Exercise description -
Would you write out the listing verbatim and skip every picture in it?
=======
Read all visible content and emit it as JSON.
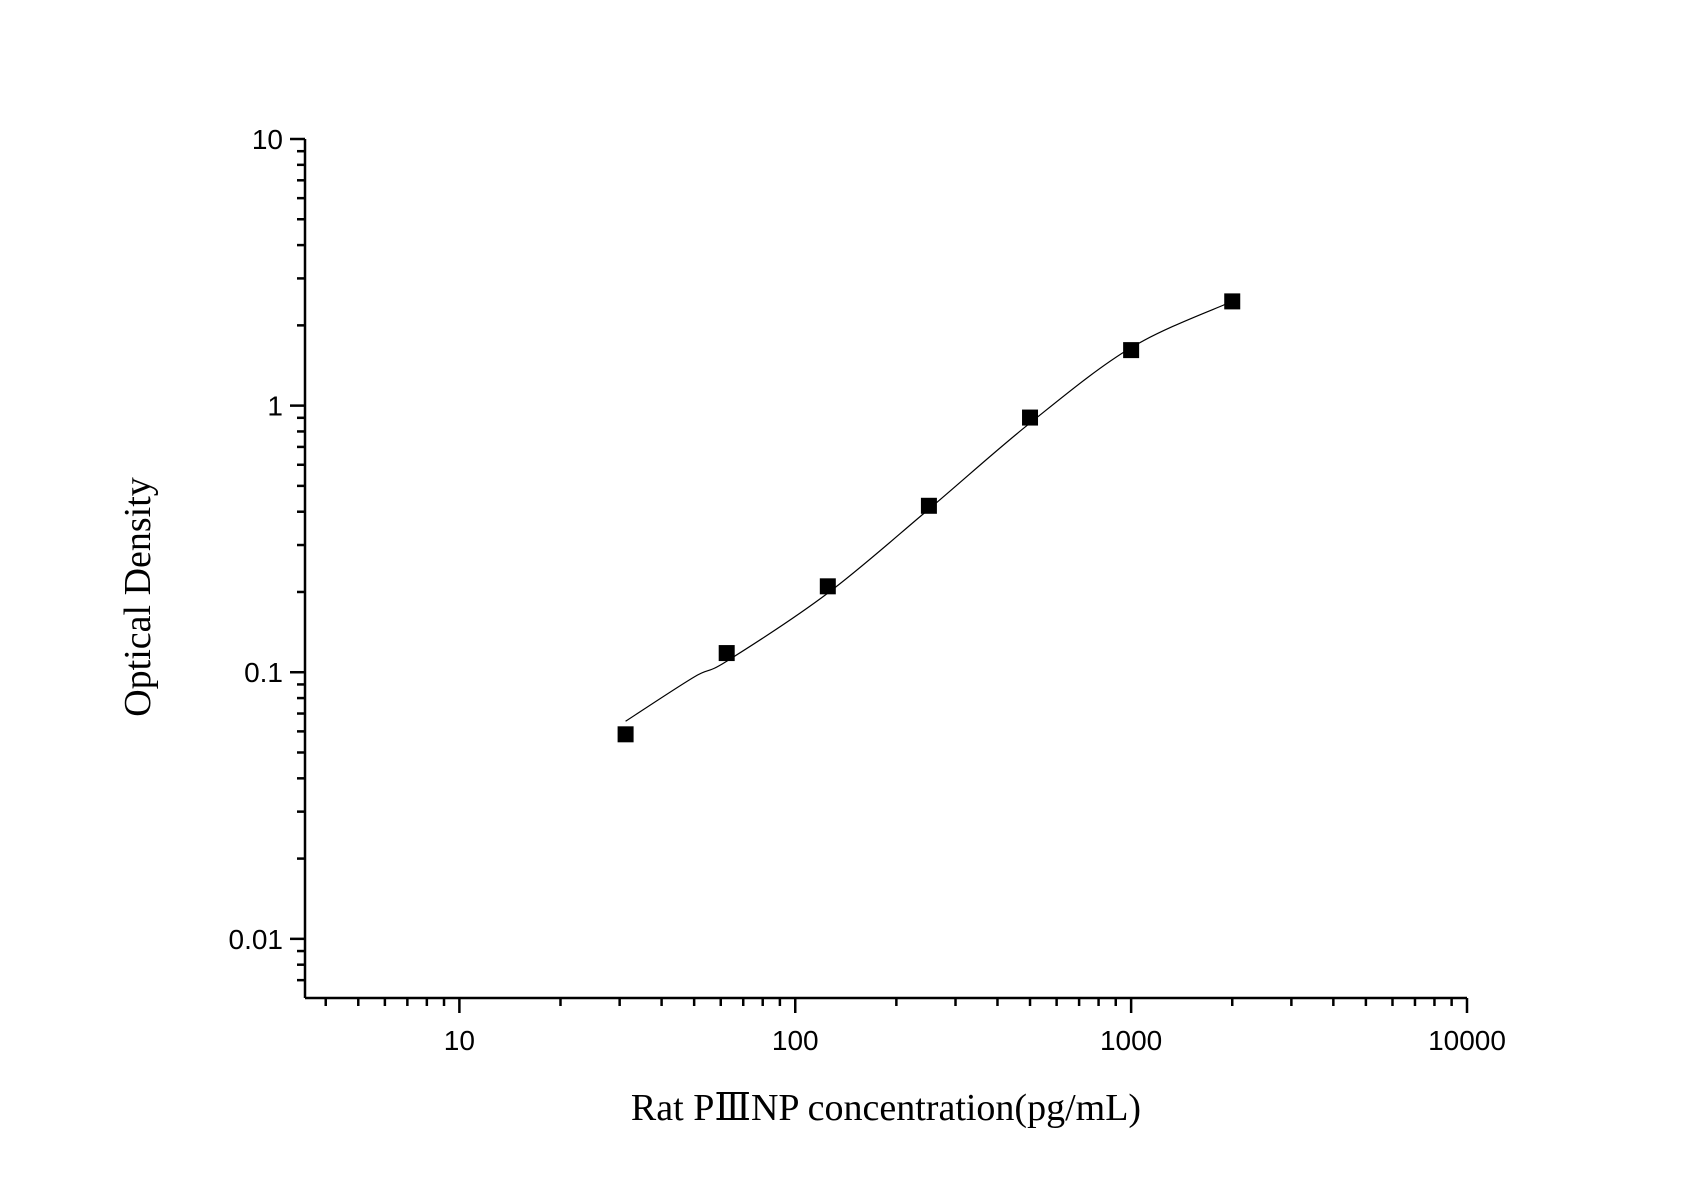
{
  "chart_data": {
    "type": "scatter",
    "x_label": "Rat PⅢNP concentration(pg/mL)",
    "y_label": "Optical Density",
    "x": [
      31.25,
      62.5,
      125,
      250,
      500,
      1000,
      2000
    ],
    "values": [
      0.0585,
      0.118,
      0.21,
      0.421,
      0.902,
      1.615,
      2.46
    ],
    "color": "#000000",
    "fit_x": [
      31.25,
      50,
      62.5,
      125,
      250,
      500,
      1000,
      2000
    ],
    "fit_values": [
      0.0655,
      0.096,
      0.11,
      0.198,
      0.409,
      0.86,
      1.65,
      2.46
    ],
    "x_log": true,
    "y_log": true,
    "xlim": [
      3.47,
      10000
    ],
    "ylim": [
      0.006,
      10
    ],
    "xticks": [
      10,
      100,
      1000,
      10000
    ],
    "yticks": [
      0.01,
      0.1,
      1,
      10
    ]
  }
}
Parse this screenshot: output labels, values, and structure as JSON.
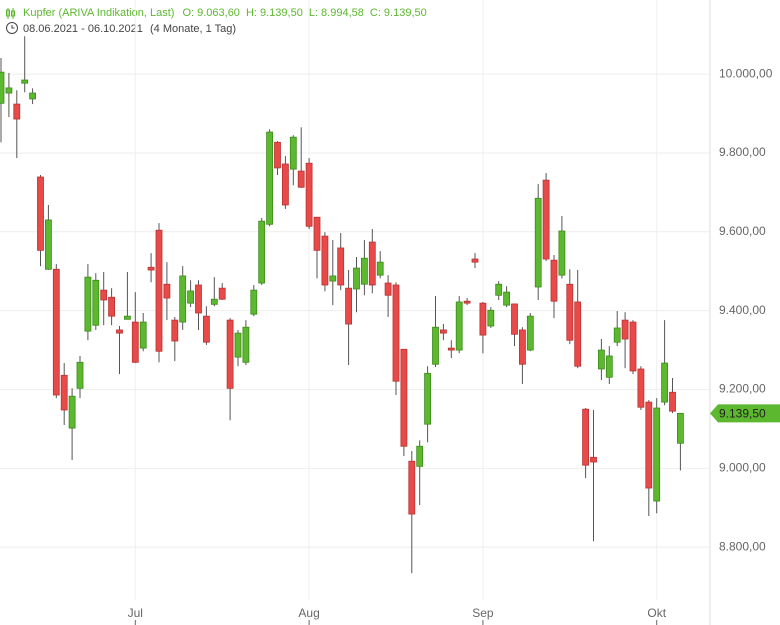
{
  "chart_data": {
    "type": "candlestick",
    "title": "Kupfer (ARIVA Indikation, Last)",
    "ohlc_summary": [
      "O: 9.063,60",
      "H: 9.139,50",
      "L: 8.994,58",
      "C: 9.139,50"
    ],
    "date_range": "08.06.2021 - 06.10.2021",
    "period": "(4 Monate, 1 Tag)",
    "up_color": "#5cb82e",
    "down_color": "#e84a4a",
    "categories": [
      null,
      null,
      null,
      null,
      null,
      null,
      null,
      null,
      null,
      null,
      null,
      null,
      null,
      null,
      null,
      null,
      null,
      "Jul",
      null,
      null,
      null,
      null,
      null,
      null,
      null,
      null,
      null,
      null,
      null,
      null,
      null,
      null,
      null,
      null,
      null,
      null,
      null,
      null,
      null,
      "Aug",
      null,
      null,
      null,
      null,
      null,
      null,
      null,
      null,
      null,
      null,
      null,
      null,
      null,
      null,
      null,
      null,
      null,
      null,
      null,
      null,
      null,
      "Sep",
      null,
      null,
      null,
      null,
      null,
      null,
      null,
      null,
      null,
      null,
      null,
      null,
      null,
      null,
      null,
      null,
      null,
      null,
      null,
      null,
      null,
      "Okt",
      null,
      null,
      null
    ],
    "open": [
      9926,
      9952,
      9924,
      9977,
      9937,
      9739,
      9505,
      9505,
      9236,
      9102,
      9203,
      9348,
      9363,
      9452,
      9434,
      9351,
      9378,
      9371,
      9305,
      9510,
      9604,
      9467,
      9376,
      9371,
      9419,
      9465,
      9386,
      9416,
      9457,
      9376,
      9282,
      9269,
      9391,
      9470,
      9619,
      9827,
      9772,
      9759,
      9754,
      9774,
      9637,
      9589,
      9475,
      9559,
      9457,
      9455,
      9467,
      9574,
      9490,
      9470,
      9465,
      9302,
      9018,
      9005,
      9112,
      9264,
      9351,
      9305,
      9300,
      9424,
      9531,
      9419,
      9361,
      9439,
      9414,
      9417,
      9351,
      9300,
      9460,
      9731,
      9528,
      9490,
      9467,
      9422,
      9150,
      9028,
      9252,
      9231,
      9320,
      9376,
      9371,
      9252,
      9168,
      8917,
      9168,
      9193,
      9063.6
    ],
    "high": [
      10041,
      10003,
      9959,
      10096,
      9964,
      9744,
      9668,
      9518,
      9267,
      9203,
      9285,
      9518,
      9495,
      9498,
      9457,
      9361,
      9498,
      9447,
      9394,
      9546,
      9622,
      9523,
      9384,
      9513,
      9477,
      9477,
      9411,
      9485,
      9470,
      9381,
      9351,
      9376,
      9465,
      9635,
      9860,
      9830,
      9792,
      9845,
      9865,
      9787,
      9637,
      9599,
      9579,
      9597,
      9503,
      9536,
      9579,
      9607,
      9551,
      9490,
      9472,
      9302,
      9044,
      9071,
      9259,
      9437,
      9366,
      9325,
      9437,
      9432,
      9546,
      9422,
      9409,
      9475,
      9462,
      9417,
      9358,
      9394,
      9721,
      9749,
      9541,
      9640,
      9505,
      9503,
      9153,
      9148,
      9328,
      9310,
      9399,
      9396,
      9376,
      9259,
      9173,
      9178,
      9376,
      9229,
      9139.5
    ],
    "low": [
      9827,
      9891,
      9787,
      9954,
      9924,
      9513,
      9503,
      9178,
      9110,
      9021,
      9178,
      9325,
      9351,
      9363,
      9363,
      9239,
      9378,
      9267,
      9297,
      9472,
      9269,
      9376,
      9272,
      9351,
      9409,
      9351,
      9313,
      9411,
      9427,
      9122,
      9259,
      9262,
      9386,
      9465,
      9614,
      9744,
      9658,
      9718,
      9711,
      9607,
      9482,
      9449,
      9414,
      9452,
      9262,
      9396,
      9439,
      9444,
      9482,
      9384,
      9186,
      9031,
      8734,
      8907,
      9066,
      9257,
      9325,
      9280,
      9292,
      9414,
      9508,
      9292,
      9356,
      9427,
      9409,
      9310,
      9214,
      9297,
      9427,
      9526,
      9381,
      9482,
      9315,
      9254,
      8975,
      8815,
      9224,
      9214,
      9310,
      9254,
      9239,
      9148,
      8879,
      8886,
      9160,
      9140,
      8994.58
    ],
    "close": [
      10005,
      9965,
      9886,
      9985,
      9952,
      9553,
      9630,
      9186,
      9148,
      9183,
      9269,
      9485,
      9477,
      9427,
      9386,
      9343,
      9386,
      9269,
      9371,
      9503,
      9297,
      9432,
      9323,
      9488,
      9450,
      9394,
      9320,
      9429,
      9429,
      9203,
      9343,
      9358,
      9452,
      9627,
      9853,
      9762,
      9668,
      9840,
      9713,
      9614,
      9553,
      9465,
      9488,
      9465,
      9366,
      9508,
      9533,
      9465,
      9523,
      9439,
      9221,
      9056,
      8884,
      9056,
      9241,
      9358,
      9343,
      9300,
      9422,
      9419,
      9523,
      9338,
      9401,
      9467,
      9447,
      9340,
      9264,
      9386,
      9685,
      9531,
      9424,
      9602,
      9325,
      9259,
      9008,
      9016,
      9300,
      9285,
      9356,
      9328,
      9247,
      9155,
      8950,
      9153,
      9267,
      9145,
      9139.5
    ],
    "last_price": {
      "value": 9139.5,
      "label": "9.139,50"
    },
    "ylim": [
      8666,
      10188
    ],
    "yticks": [
      {
        "value": 8800,
        "label": "8.800,00"
      },
      {
        "value": 9000,
        "label": "9.000,00"
      },
      {
        "value": 9200,
        "label": "9.200,00"
      },
      {
        "value": 9400,
        "label": "9.400,00"
      },
      {
        "value": 9600,
        "label": "9.600,00"
      },
      {
        "value": 9800,
        "label": "9.800,00"
      },
      {
        "value": 10000,
        "label": "10.000,00"
      }
    ],
    "grid": true
  }
}
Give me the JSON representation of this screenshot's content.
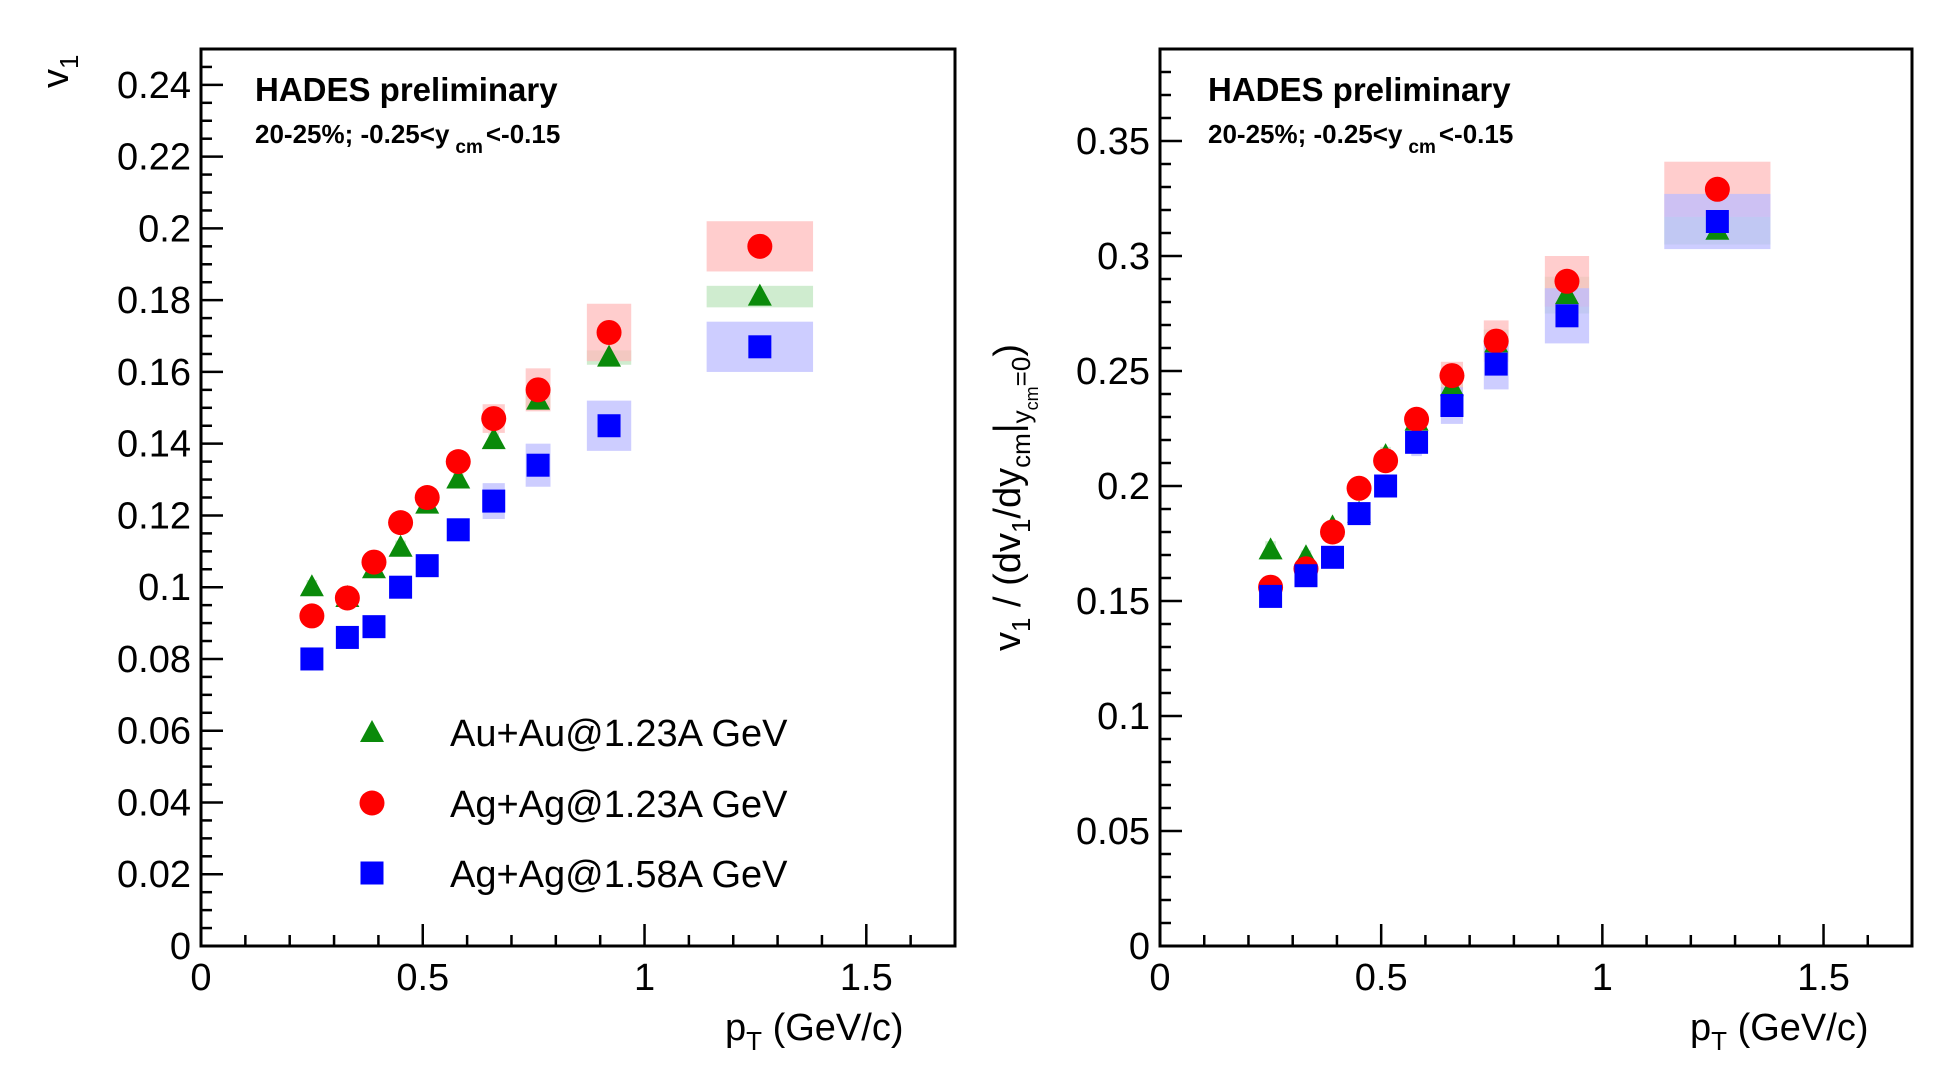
=======
Final answer -
Read all visible content and emit it as JSON.
{
  "chart_data": {
    "type": "scatter",
    "x_label": "Rat PⅢNP concentration(pg/mL)",
    "y_label": "Optical Density",
    "x": [
      31.25,
      62.5,
      125,
      250,
      500,
      1000,
      2000
    ],
    "values": [
      0.0585,
      0.118,
      0.21,
      0.421,
      0.902,
      1.615,
      2.46
    ],
    "color": "#000000",
    "fit_x": [
      31.25,
      50,
      62.5,
      125,
      250,
      500,
      1000,
      2000
    ],
    "fit_values": [
      0.0655,
      0.096,
      0.11,
      0.198,
      0.409,
      0.86,
      1.65,
      2.46
    ],
    "x_log": true,
    "y_log": true,
    "xlim": [
      3.47,
      10000
    ],
    "ylim": [
      0.006,
      10
    ],
    "xticks": [
      10,
      100,
      1000,
      10000
    ],
    "yticks": [
      0.01,
      0.1,
      1,
      10
    ]
  }
}
Parse this screenshot: output labels, values, and structure as JSON.
{
  "chart_data": {
    "type": "candlestick",
    "title": "Kupfer (ARIVA Indikation, Last)",
    "ohlc_summary": [
      "O: 9.063,60",
      "H: 9.139,50",
      "L: 8.994,58",
      "C: 9.139,50"
    ],
    "date_range": "08.06.2021 - 06.10.2021",
    "period": "(4 Monate, 1 Tag)",
    "up_color": "#5cb82e",
    "down_color": "#e84a4a",
    "categories": [
      null,
      null,
      null,
      null,
      null,
      null,
      null,
      null,
      null,
      null,
      null,
      null,
      null,
      null,
      null,
      null,
      null,
      "Jul",
      null,
      null,
      null,
      null,
      null,
      null,
      null,
      null,
      null,
      null,
      null,
      null,
      null,
      null,
      null,
      null,
      null,
      null,
      null,
      null,
      null,
      "Aug",
      null,
      null,
      null,
      null,
      null,
      null,
      null,
      null,
      null,
      null,
      null,
      null,
      null,
      null,
      null,
      null,
      null,
      null,
      null,
      null,
      null,
      "Sep",
      null,
      null,
      null,
      null,
      null,
      null,
      null,
      null,
      null,
      null,
      null,
      null,
      null,
      null,
      null,
      null,
      null,
      null,
      null,
      null,
      null,
      "Okt",
      null,
      null,
      null
    ],
    "open": [
      9926,
      9952,
      9924,
      9977,
      9937,
      9739,
      9505,
      9505,
      9236,
      9102,
      9203,
      9348,
      9363,
      9452,
      9434,
      9351,
      9378,
      9371,
      9305,
      9510,
      9604,
      9467,
      9376,
      9371,
      9419,
      9465,
      9386,
      9416,
      9457,
      9376,
      9282,
      9269,
      9391,
      9470,
      9619,
      9827,
      9772,
      9759,
      9754,
      9774,
      9637,
      9589,
      9475,
      9559,
      9457,
      9455,
      9467,
      9574,
      9490,
      9470,
      9465,
      9302,
      9018,
      9005,
      9112,
      9264,
      9351,
      9305,
      9300,
      9424,
      9531,
      9419,
      9361,
      9439,
      9414,
      9417,
      9351,
      9300,
      9460,
      9731,
      9528,
      9490,
      9467,
      9422,
      9150,
      9028,
      9252,
      9231,
      9320,
      9376,
      9371,
      9252,
      9168,
      8917,
      9168,
      9193,
      9063.6
    ],
    "high": [
      10041,
      10003,
      9959,
      10096,
      9964,
      9744,
      9668,
      9518,
      9267,
      9203,
      9285,
      9518,
      9495,
      9498,
      9457,
      9361,
      9498,
      9447,
      9394,
      9546,
      9622,
      9523,
      9384,
      9513,
      9477,
      9477,
      9411,
      9485,
      9470,
      9381,
      9351,
      9376,
      9465,
      9635,
      9860,
      9830,
      9792,
      9845,
      9865,
      9787,
      9637,
      9599,
      9579,
      9597,
      9503,
      9536,
      9579,
      9607,
      9551,
      9490,
      9472,
      9302,
      9044,
      9071,
      9259,
      9437,
      9366,
      9325,
      9437,
      9432,
      9546,
      9422,
      9409,
      9475,
      9462,
      9417,
      9358,
      9394,
      9721,
      9749,
      9541,
      9640,
      9505,
      9503,
      9153,
      9148,
      9328,
      9310,
      9399,
      9396,
      9376,
      9259,
      9173,
      9178,
      9376,
      9229,
      9139.5
    ],
    "low": [
      9827,
      9891,
      9787,
      9954,
      9924,
      9513,
      9503,
      9178,
      9110,
      9021,
      9178,
      9325,
      9351,
      9363,
      9363,
      9239,
      9378,
      9267,
      9297,
      9472,
      9269,
      9376,
      9272,
      9351,
      9409,
      9351,
      9313,
      9411,
      9427,
      9122,
      9259,
      9262,
      9386,
      9465,
      9614,
      9744,
      9658,
      9718,
      9711,
      9607,
      9482,
      9449,
      9414,
      9452,
      9262,
      9396,
      9439,
      9444,
      9482,
      9384,
      9186,
      9031,
      8734,
      8907,
      9066,
      9257,
      9325,
      9280,
      9292,
      9414,
      9508,
      9292,
      9356,
      9427,
      9409,
      9310,
      9214,
      9297,
      9427,
      9526,
      9381,
      9482,
      9315,
      9254,
      8975,
      8815,
      9224,
      9214,
      9310,
      9254,
      9239,
      9148,
      8879,
      8886,
      9160,
      9140,
      8994.58
    ],
    "close": [
      10005,
      9965,
      9886,
      9985,
      9952,
      9553,
      9630,
      9186,
      9148,
      9183,
      9269,
      9485,
      9477,
      9427,
      9386,
      9343,
      9386,
      9269,
      9371,
      9503,
      9297,
      9432,
      9323,
      9488,
      9450,
      9394,
      9320,
      9429,
      9429,
      9203,
      9343,
      9358,
      9452,
      9627,
      9853,
      9762,
      9668,
      9840,
      9713,
      9614,
      9553,
      9465,
      9488,
      9465,
      9366,
      9508,
      9533,
      9465,
      9523,
      9439,
      9221,
      9056,
      8884,
      9056,
      9241,
      9358,
      9343,
      9300,
      9422,
      9419,
      9523,
      9338,
      9401,
      9467,
      9447,
      9340,
      9264,
      9386,
      9685,
      9531,
      9424,
      9602,
      9325,
      9259,
      9008,
      9016,
      9300,
      9285,
      9356,
      9328,
      9247,
      9155,
      8950,
      9153,
      9267,
      9145,
      9139.5
    ],
    "last_price": {
      "value": 9139.5,
      "label": "9.139,50"
    },
    "ylim": [
      8666,
      10188
    ],
    "yticks": [
      {
        "value": 8800,
        "label": "8.800,00"
      },
      {
        "value": 9000,
        "label": "9.000,00"
      },
      {
        "value": 9200,
        "label": "9.200,00"
      },
      {
        "value": 9400,
        "label": "9.400,00"
      },
      {
        "value": 9600,
        "label": "9.600,00"
      },
      {
        "value": 9800,
        "label": "9.800,00"
      },
      {
        "value": 10000,
        "label": "10.000,00"
      }
    ],
    "grid": true
  }
}
Give me the JSON representation of this screenshot's content.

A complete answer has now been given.